GIVEN PASSAGE:
1. Pressure cook the Dal for 5 whistle. Smash and keep it aside.

2. In a heavy bottom vessel or kalchatty, add onion, shallots, carrot and potato. 

3. Cook the vegetables until it soften by adding turmeric powder, salt and water.
4. In a pan, add oil, cumin seeds, coriander seeds, urad Dal, channa Dal, asafetida and peppercorns. Fry it for few mins.
5. Then add red chili, grated coconut and curry leaves. Fry in medium flame until it gets golden reddish in color.

6. Switch off the flame and allow it to cool.

7. Once it cools, grind this with jaggery and tamarind to a fine paste.
8. Fry the grinded paste in the same pan until it changes the color.
9. Add fried sambar masala and cooked dal to the vegetables.

10. Mix well and add water to get a medium thick consistency. Adjust the salt if required.

COLLECTED DATA:
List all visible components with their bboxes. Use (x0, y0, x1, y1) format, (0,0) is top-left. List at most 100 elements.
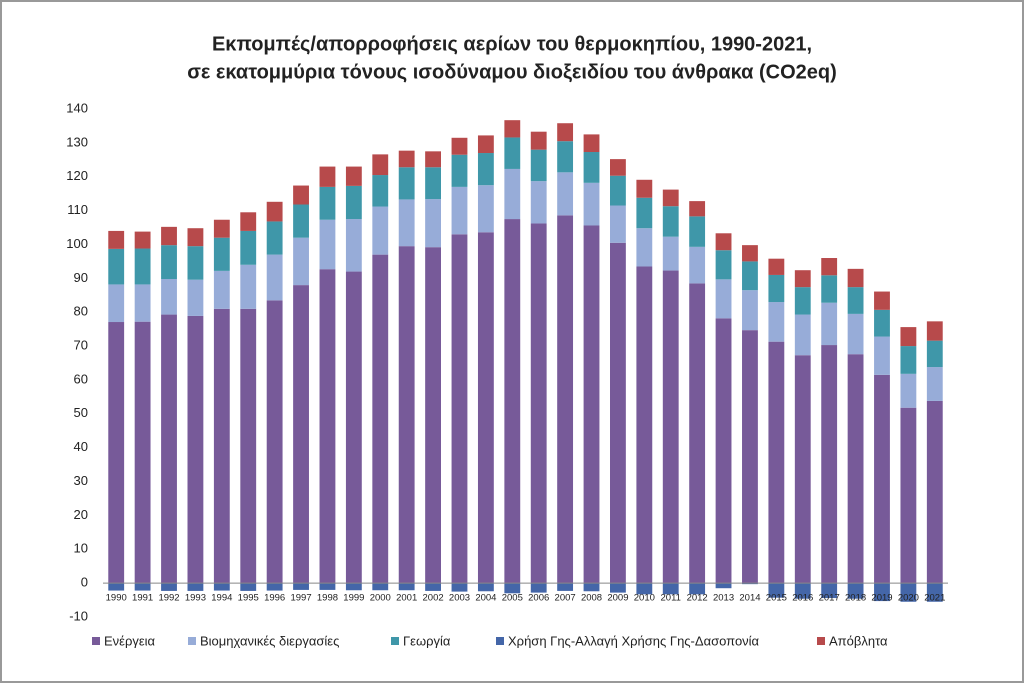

WHAT YOU WILL DO:
Print the recipe word for word, starting with "3. Cook the" and going on through "reddish in color.".

FINISHED EXERCISE:
3. Cook the vegetables until it soften by adding turmeric powder, salt and water.
4. In a pan, add oil, cumin seeds, coriander seeds, urad Dal, channa Dal, asafetida and peppercorns. Fry it for few mins.
5. Then add red chili, grated coconut and curry leaves. Fry in medium flame until it gets golden reddish in color.